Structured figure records

####################

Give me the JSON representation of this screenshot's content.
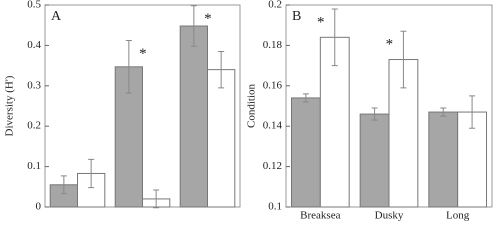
{
  "chart_data": [
    {
      "type": "bar",
      "title": "A",
      "y_label": "Diversity (H')",
      "categories": [
        null,
        null,
        null
      ],
      "series": [
        {
          "color": "#a6a6a6",
          "values": [
            0.055,
            0.347,
            0.448
          ],
          "errors": [
            0.022,
            0.065,
            0.05
          ],
          "significance": [
            null,
            "*",
            "*"
          ]
        },
        {
          "color": "#ffffff",
          "values": [
            0.083,
            0.02,
            0.34
          ],
          "errors": [
            0.035,
            0.022,
            0.045
          ],
          "significance": [
            null,
            null,
            null
          ]
        }
      ],
      "ylim": [
        0,
        0.5
      ],
      "yticks": [
        0,
        0.1,
        0.2,
        0.3,
        0.4,
        0.5
      ]
    },
    {
      "type": "bar",
      "title": "B",
      "y_label": "Condition",
      "categories": [
        "Breaksea",
        "Dusky",
        "Long"
      ],
      "series": [
        {
          "color": "#a6a6a6",
          "values": [
            0.154,
            0.146,
            0.147
          ],
          "errors": [
            0.002,
            0.003,
            0.002
          ],
          "significance": [
            null,
            null,
            null
          ]
        },
        {
          "color": "#ffffff",
          "values": [
            0.184,
            0.173,
            0.147
          ],
          "errors": [
            0.014,
            0.014,
            0.008
          ],
          "significance": [
            "*",
            "*",
            null
          ]
        }
      ],
      "ylim": [
        0.1,
        0.2
      ],
      "yticks": [
        0.1,
        0.12,
        0.14,
        0.16,
        0.18,
        0.2
      ]
    }
  ]
}
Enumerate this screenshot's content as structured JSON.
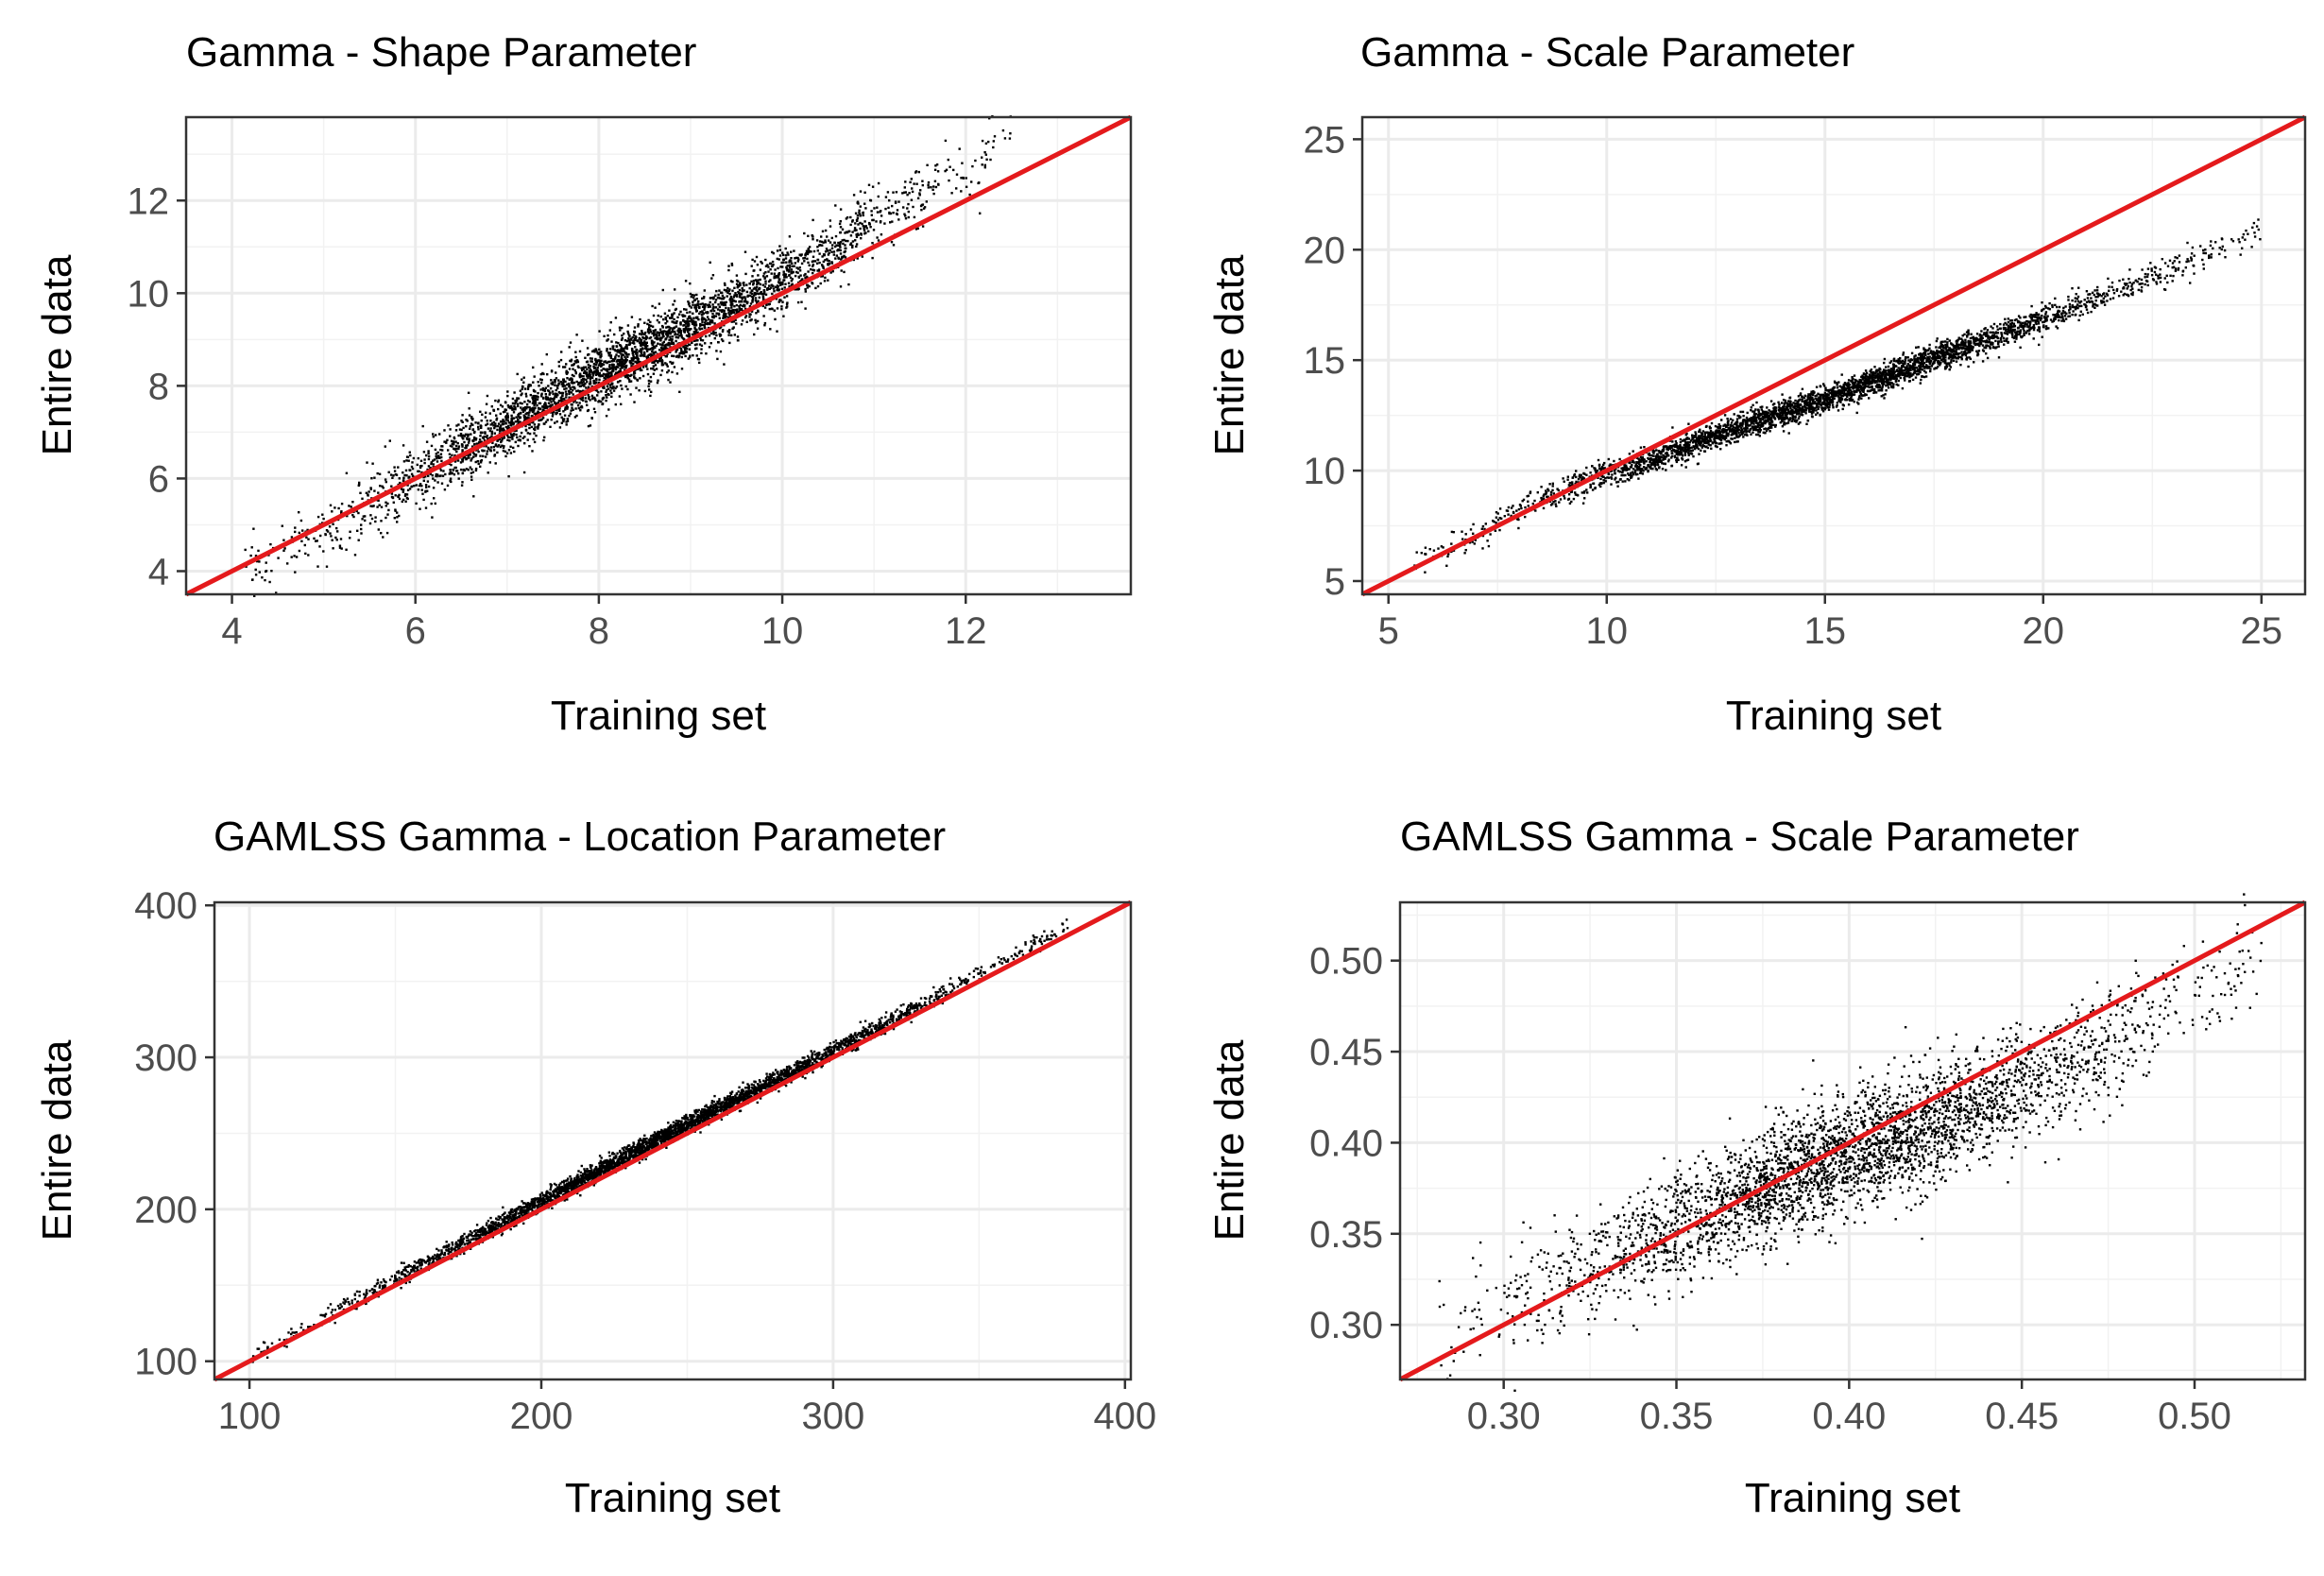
{
  "figure": {
    "background": "#ffffff",
    "line_color": "#ee1111",
    "point_color": "#000000"
  },
  "chart_data": [
    {
      "type": "scatter",
      "title": "Gamma - Shape Parameter",
      "xlabel": "Training set",
      "ylabel": "Entire data",
      "xlim": [
        3.5,
        13.8
      ],
      "ylim": [
        3.5,
        13.8
      ],
      "xticks": [
        4,
        6,
        8,
        10,
        12
      ],
      "xtick_labels": [
        "4",
        "6",
        "8",
        "10",
        "12"
      ],
      "yticks": [
        4,
        6,
        8,
        10,
        12
      ],
      "ytick_labels": [
        "4",
        "6",
        "8",
        "10",
        "12"
      ],
      "reference_line": {
        "slope": 1,
        "intercept": 0,
        "color": "#ee1111"
      },
      "point_cloud": {
        "x_range": [
          4.1,
          12.5
        ],
        "spread": 0.35,
        "spine": [
          [
            4.2,
            4.0
          ],
          [
            5,
            4.9
          ],
          [
            6,
            6.1
          ],
          [
            7,
            7.2
          ],
          [
            8,
            8.3
          ],
          [
            9,
            9.3
          ],
          [
            10,
            10.3
          ],
          [
            11,
            11.6
          ],
          [
            12,
            12.7
          ],
          [
            12.5,
            13.2
          ]
        ]
      },
      "legend": "none"
    },
    {
      "type": "scatter",
      "title": "Gamma - Scale Parameter",
      "xlabel": "Training set",
      "ylabel": "Entire data",
      "xlim": [
        4.4,
        26
      ],
      "ylim": [
        4.4,
        26
      ],
      "xticks": [
        5,
        10,
        15,
        20,
        25
      ],
      "xtick_labels": [
        "5",
        "10",
        "15",
        "20",
        "25"
      ],
      "yticks": [
        5,
        10,
        15,
        20,
        25
      ],
      "ytick_labels": [
        "5",
        "10",
        "15",
        "20",
        "25"
      ],
      "reference_line": {
        "slope": 1,
        "intercept": 0,
        "color": "#ee1111"
      },
      "point_cloud": {
        "x_range": [
          5.5,
          25
        ],
        "spread": 0.3,
        "spine": [
          [
            5.5,
            5.8
          ],
          [
            7,
            7.2
          ],
          [
            8,
            8.2
          ],
          [
            9,
            9.2
          ],
          [
            10,
            9.9
          ],
          [
            11,
            10.5
          ],
          [
            12,
            11.3
          ],
          [
            13,
            12.0
          ],
          [
            15,
            13.3
          ],
          [
            18,
            15.5
          ],
          [
            20,
            16.9
          ],
          [
            23,
            19.2
          ],
          [
            25,
            21.0
          ]
        ]
      },
      "legend": "none"
    },
    {
      "type": "scatter",
      "title": "GAMLSS Gamma - Location Parameter",
      "xlabel": "Training set",
      "ylabel": "Entire data",
      "xlim": [
        88,
        402
      ],
      "ylim": [
        88,
        402
      ],
      "xticks": [
        100,
        200,
        300,
        400
      ],
      "xtick_labels": [
        "100",
        "200",
        "300",
        "400"
      ],
      "yticks": [
        100,
        200,
        300,
        400
      ],
      "ytick_labels": [
        "100",
        "200",
        "300",
        "400"
      ],
      "reference_line": {
        "slope": 1,
        "intercept": 0,
        "color": "#ee1111"
      },
      "point_cloud": {
        "x_range": [
          100,
          380
        ],
        "spread": 3,
        "spine": [
          [
            100,
            103
          ],
          [
            150,
            155
          ],
          [
            200,
            206
          ],
          [
            250,
            257
          ],
          [
            300,
            305
          ],
          [
            350,
            356
          ],
          [
            380,
            387
          ]
        ]
      },
      "legend": "none"
    },
    {
      "type": "scatter",
      "title": "GAMLSS Gamma - Scale Parameter",
      "xlabel": "Training set",
      "ylabel": "Entire data",
      "xlim": [
        0.27,
        0.532
      ],
      "ylim": [
        0.27,
        0.532
      ],
      "xticks": [
        0.3,
        0.35,
        0.4,
        0.45,
        0.5
      ],
      "xtick_labels": [
        "0.30",
        "0.35",
        "0.40",
        "0.45",
        "0.50"
      ],
      "yticks": [
        0.3,
        0.35,
        0.4,
        0.45,
        0.5
      ],
      "ytick_labels": [
        "0.30",
        "0.35",
        "0.40",
        "0.45",
        "0.50"
      ],
      "reference_line": {
        "slope": 1,
        "intercept": 0,
        "color": "#ee1111"
      },
      "point_cloud": {
        "x_range": [
          0.28,
          0.52
        ],
        "spread": 0.016,
        "spine": [
          [
            0.28,
            0.293
          ],
          [
            0.33,
            0.338
          ],
          [
            0.37,
            0.372
          ],
          [
            0.4,
            0.395
          ],
          [
            0.43,
            0.415
          ],
          [
            0.46,
            0.44
          ],
          [
            0.49,
            0.47
          ],
          [
            0.52,
            0.505
          ]
        ]
      },
      "legend": "none"
    }
  ]
}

####################

Write out the material above again, word for word, minus its pictures.

* [Result of the task]
Give me the JSON representation of this screenshot's content.
{
  "chart_data": [
    {
      "type": "bar",
      "title": "A",
      "y_label": "Diversity (H')",
      "categories": [
        null,
        null,
        null
      ],
      "series": [
        {
          "color": "#a6a6a6",
          "values": [
            0.055,
            0.347,
            0.448
          ],
          "errors": [
            0.022,
            0.065,
            0.05
          ],
          "significance": [
            null,
            "*",
            "*"
          ]
        },
        {
          "color": "#ffffff",
          "values": [
            0.083,
            0.02,
            0.34
          ],
          "errors": [
            0.035,
            0.022,
            0.045
          ],
          "significance": [
            null,
            null,
            null
          ]
        }
      ],
      "ylim": [
        0,
        0.5
      ],
      "yticks": [
        0,
        0.1,
        0.2,
        0.3,
        0.4,
        0.5
      ]
    },
    {
      "type": "bar",
      "title": "B",
      "y_label": "Condition",
      "categories": [
        "Breaksea",
        "Dusky",
        "Long"
      ],
      "series": [
        {
          "color": "#a6a6a6",
          "values": [
            0.154,
            0.146,
            0.147
          ],
          "errors": [
            0.002,
            0.003,
            0.002
          ],
          "significance": [
            null,
            null,
            null
          ]
        },
        {
          "color": "#ffffff",
          "values": [
            0.184,
            0.173,
            0.147
          ],
          "errors": [
            0.014,
            0.014,
            0.008
          ],
          "significance": [
            "*",
            "*",
            null
          ]
        }
      ],
      "ylim": [
        0.1,
        0.2
      ],
      "yticks": [
        0.1,
        0.12,
        0.14,
        0.16,
        0.18,
        0.2
      ]
    }
  ]
}
Enumerate this screenshot's content as structured JSON.
{
  "figure": {
    "background": "#ffffff",
    "line_color": "#ee1111",
    "point_color": "#000000"
  },
  "chart_data": [
    {
      "type": "scatter",
      "title": "Gamma - Shape Parameter",
      "xlabel": "Training set",
      "ylabel": "Entire data",
      "xlim": [
        3.5,
        13.8
      ],
      "ylim": [
        3.5,
        13.8
      ],
      "xticks": [
        4,
        6,
        8,
        10,
        12
      ],
      "xtick_labels": [
        "4",
        "6",
        "8",
        "10",
        "12"
      ],
      "yticks": [
        4,
        6,
        8,
        10,
        12
      ],
      "ytick_labels": [
        "4",
        "6",
        "8",
        "10",
        "12"
      ],
      "reference_line": {
        "slope": 1,
        "intercept": 0,
        "color": "#ee1111"
      },
      "point_cloud": {
        "x_range": [
          4.1,
          12.5
        ],
        "spread": 0.35,
        "spine": [
          [
            4.2,
            4.0
          ],
          [
            5,
            4.9
          ],
          [
            6,
            6.1
          ],
          [
            7,
            7.2
          ],
          [
            8,
            8.3
          ],
          [
            9,
            9.3
          ],
          [
            10,
            10.3
          ],
          [
            11,
            11.6
          ],
          [
            12,
            12.7
          ],
          [
            12.5,
            13.2
          ]
        ]
      },
      "legend": "none"
    },
    {
      "type": "scatter",
      "title": "Gamma - Scale Parameter",
      "xlabel": "Training set",
      "ylabel": "Entire data",
      "xlim": [
        4.4,
        26
      ],
      "ylim": [
        4.4,
        26
      ],
      "xticks": [
        5,
        10,
        15,
        20,
        25
      ],
      "xtick_labels": [
        "5",
        "10",
        "15",
        "20",
        "25"
      ],
      "yticks": [
        5,
        10,
        15,
        20,
        25
      ],
      "ytick_labels": [
        "5",
        "10",
        "15",
        "20",
        "25"
      ],
      "reference_line": {
        "slope": 1,
        "intercept": 0,
        "color": "#ee1111"
      },
      "point_cloud": {
        "x_range": [
          5.5,
          25
        ],
        "spread": 0.3,
        "spine": [
          [
            5.5,
            5.8
          ],
          [
            7,
            7.2
          ],
          [
            8,
            8.2
          ],
          [
            9,
            9.2
          ],
          [
            10,
            9.9
          ],
          [
            11,
            10.5
          ],
          [
            12,
            11.3
          ],
          [
            13,
            12.0
          ],
          [
            15,
            13.3
          ],
          [
            18,
            15.5
          ],
          [
            20,
            16.9
          ],
          [
            23,
            19.2
          ],
          [
            25,
            21.0
          ]
        ]
      },
      "legend": "none"
    },
    {
      "type": "scatter",
      "title": "GAMLSS Gamma - Location Parameter",
      "xlabel": "Training set",
      "ylabel": "Entire data",
      "xlim": [
        88,
        402
      ],
      "ylim": [
        88,
        402
      ],
      "xticks": [
        100,
        200,
        300,
        400
      ],
      "xtick_labels": [
        "100",
        "200",
        "300",
        "400"
      ],
      "yticks": [
        100,
        200,
        300,
        400
      ],
      "ytick_labels": [
        "100",
        "200",
        "300",
        "400"
      ],
      "reference_line": {
        "slope": 1,
        "intercept": 0,
        "color": "#ee1111"
      },
      "point_cloud": {
        "x_range": [
          100,
          380
        ],
        "spread": 3,
        "spine": [
          [
            100,
            103
          ],
          [
            150,
            155
          ],
          [
            200,
            206
          ],
          [
            250,
            257
          ],
          [
            300,
            305
          ],
          [
            350,
            356
          ],
          [
            380,
            387
          ]
        ]
      },
      "legend": "none"
    },
    {
      "type": "scatter",
      "title": "GAMLSS Gamma - Scale Parameter",
      "xlabel": "Training set",
      "ylabel": "Entire data",
      "xlim": [
        0.27,
        0.532
      ],
      "ylim": [
        0.27,
        0.532
      ],
      "xticks": [
        0.3,
        0.35,
        0.4,
        0.45,
        0.5
      ],
      "xtick_labels": [
        "0.30",
        "0.35",
        "0.40",
        "0.45",
        "0.50"
      ],
      "yticks": [
        0.3,
        0.35,
        0.4,
        0.45,
        0.5
      ],
      "ytick_labels": [
        "0.30",
        "0.35",
        "0.40",
        "0.45",
        "0.50"
      ],
      "reference_line": {
        "slope": 1,
        "intercept": 0,
        "color": "#ee1111"
      },
      "point_cloud": {
        "x_range": [
          0.28,
          0.52
        ],
        "spread": 0.016,
        "spine": [
          [
            0.28,
            0.293
          ],
          [
            0.33,
            0.338
          ],
          [
            0.37,
            0.372
          ],
          [
            0.4,
            0.395
          ],
          [
            0.43,
            0.415
          ],
          [
            0.46,
            0.44
          ],
          [
            0.49,
            0.47
          ],
          [
            0.52,
            0.505
          ]
        ]
      },
      "legend": "none"
    }
  ]
}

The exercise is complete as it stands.